▸ **SET PROBLEM**
Copy out the records in full, word for word, without pictures.

○ ○ ○

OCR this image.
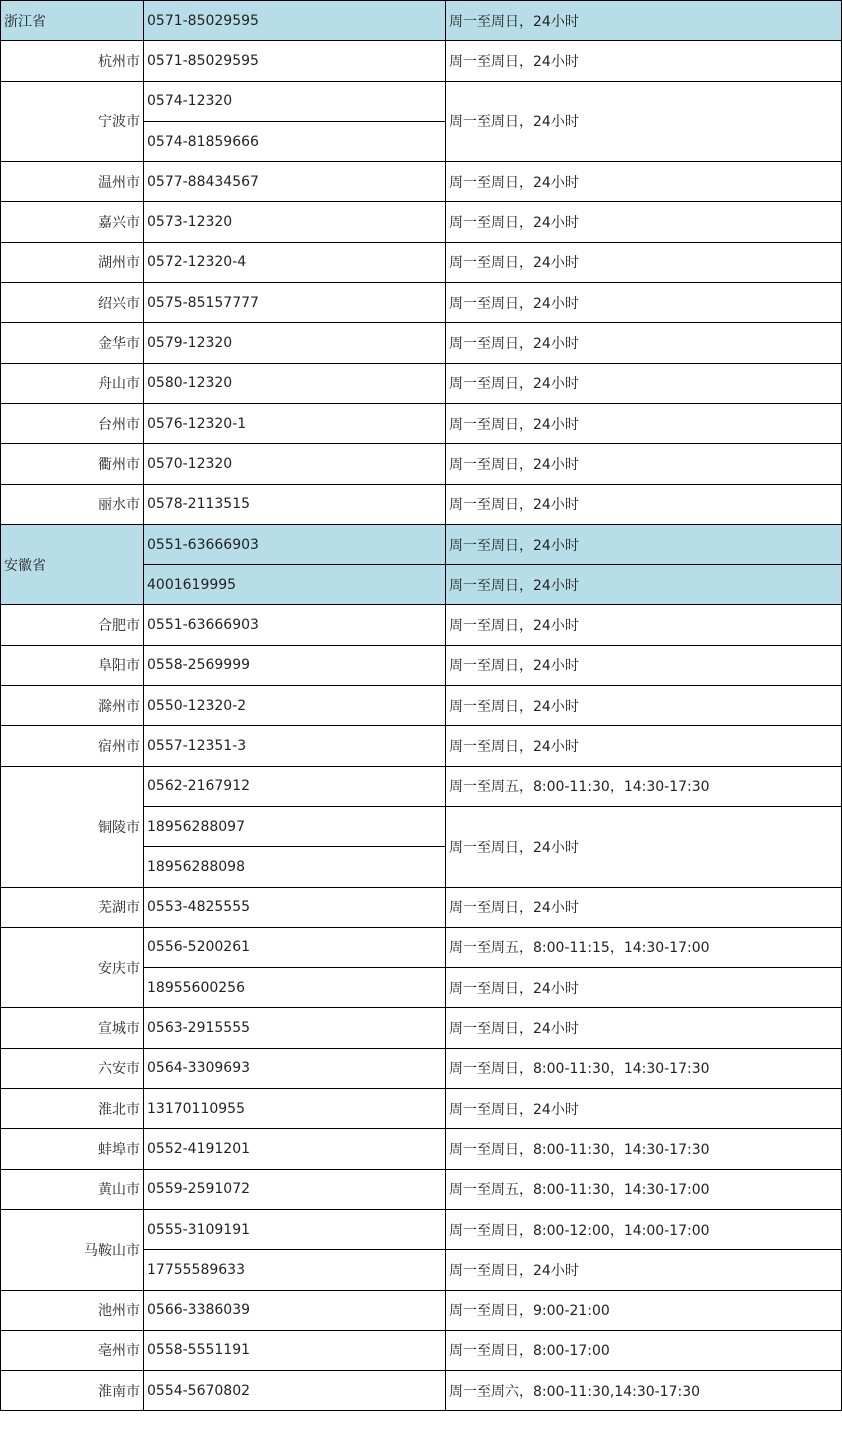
浙江省	0571-85029595	周一至周日，24小时
杭州市	0571-85029595	周一至周日，24小时
宁波市	0574-12320	周一至周日，24小时
	0574-81859666	
温州市	0577-88434567	周一至周日，24小时
嘉兴市	0573-12320	周一至周日，24小时
湖州市	0572-12320-4	周一至周日，24小时
绍兴市	0575-85157777	周一至周日，24小时
金华市	0579-12320	周一至周日，24小时
舟山市	0580-12320	周一至周日，24小时
台州市	0576-12320-1	周一至周日，24小时
衢州市	0570-12320	周一至周日，24小时
丽水市	0578-2113515	周一至周日，24小时
安徽省	0551-63666903	周一至周日，24小时
	4001619995	周一至周日，24小时
合肥市	0551-63666903	周一至周日，24小时
阜阳市	0558-2569999	周一至周日，24小时
滁州市	0550-12320-2	周一至周日，24小时
宿州市	0557-12351-3	周一至周日，24小时
铜陵市	0562-2167912	周一至周五，8:00-11:30，14:30-17:30
	18956288097	周一至周日，24小时
	18956288098	
芜湖市	0553-4825555	周一至周日，24小时
安庆市	0556-5200261	周一至周五，8:00-11:15，14:30-17:00
	18955600256	周一至周日，24小时
宣城市	0563-2915555	周一至周日，24小时
六安市	0564-3309693	周一至周日，8:00-11:30，14:30-17:30
淮北市	13170110955	周一至周日，24小时
蚌埠市	0552-4191201	周一至周日，8:00-11:30，14:30-17:30
黄山市	0559-2591072	周一至周五，8:00-11:30，14:30-17:00
马鞍山市	0555-3109191	周一至周日，8:00-12:00，14:00-17:00
	17755589633	周一至周日，24小时
池州市	0566-3386039	周一至周日，9:00-21:00
亳州市	0558-5551191	周一至周日，8:00-17:00
淮南市	0554-5670802	周一至周六，8:00-11:30,14:30-17:30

○ ○ ○

▸ **REPLY TO THE EXERCISE**
OCR this image.
浙江省	0571-85029595	周一至周日，24小时
杭州市	0571-85029595	周一至周日，24小时
宁波市	0574-12320	周一至周日，24小时
	0574-81859666	
温州市	0577-88434567	周一至周日，24小时
嘉兴市	0573-12320	周一至周日，24小时
湖州市	0572-12320-4	周一至周日，24小时
绍兴市	0575-85157777	周一至周日，24小时
金华市	0579-12320	周一至周日，24小时
舟山市	0580-12320	周一至周日，24小时
台州市	0576-12320-1	周一至周日，24小时
衢州市	0570-12320	周一至周日，24小时
丽水市	0578-2113515	周一至周日，24小时
安徽省	0551-63666903	周一至周日，24小时
	4001619995	周一至周日，24小时
合肥市	0551-63666903	周一至周日，24小时
阜阳市	0558-2569999	周一至周日，24小时
滁州市	0550-12320-2	周一至周日，24小时
宿州市	0557-12351-3	周一至周日，24小时
铜陵市	0562-2167912	周一至周五，8:00-11:30，14:30-17:30
	18956288097	周一至周日，24小时
	18956288098	
芜湖市	0553-4825555	周一至周日，24小时
安庆市	0556-5200261	周一至周五，8:00-11:15，14:30-17:00
	18955600256	周一至周日，24小时
宣城市	0563-2915555	周一至周日，24小时
六安市	0564-3309693	周一至周日，8:00-11:30，14:30-17:30
淮北市	13170110955	周一至周日，24小时
蚌埠市	0552-4191201	周一至周日，8:00-11:30，14:30-17:30
黄山市	0559-2591072	周一至周五，8:00-11:30，14:30-17:00
马鞍山市	0555-3109191	周一至周日，8:00-12:00，14:00-17:00
	17755589633	周一至周日，24小时
池州市	0566-3386039	周一至周日，9:00-21:00
亳州市	0558-5551191	周一至周日，8:00-17:00
淮南市	0554-5670802	周一至周六，8:00-11:30,14:30-17:30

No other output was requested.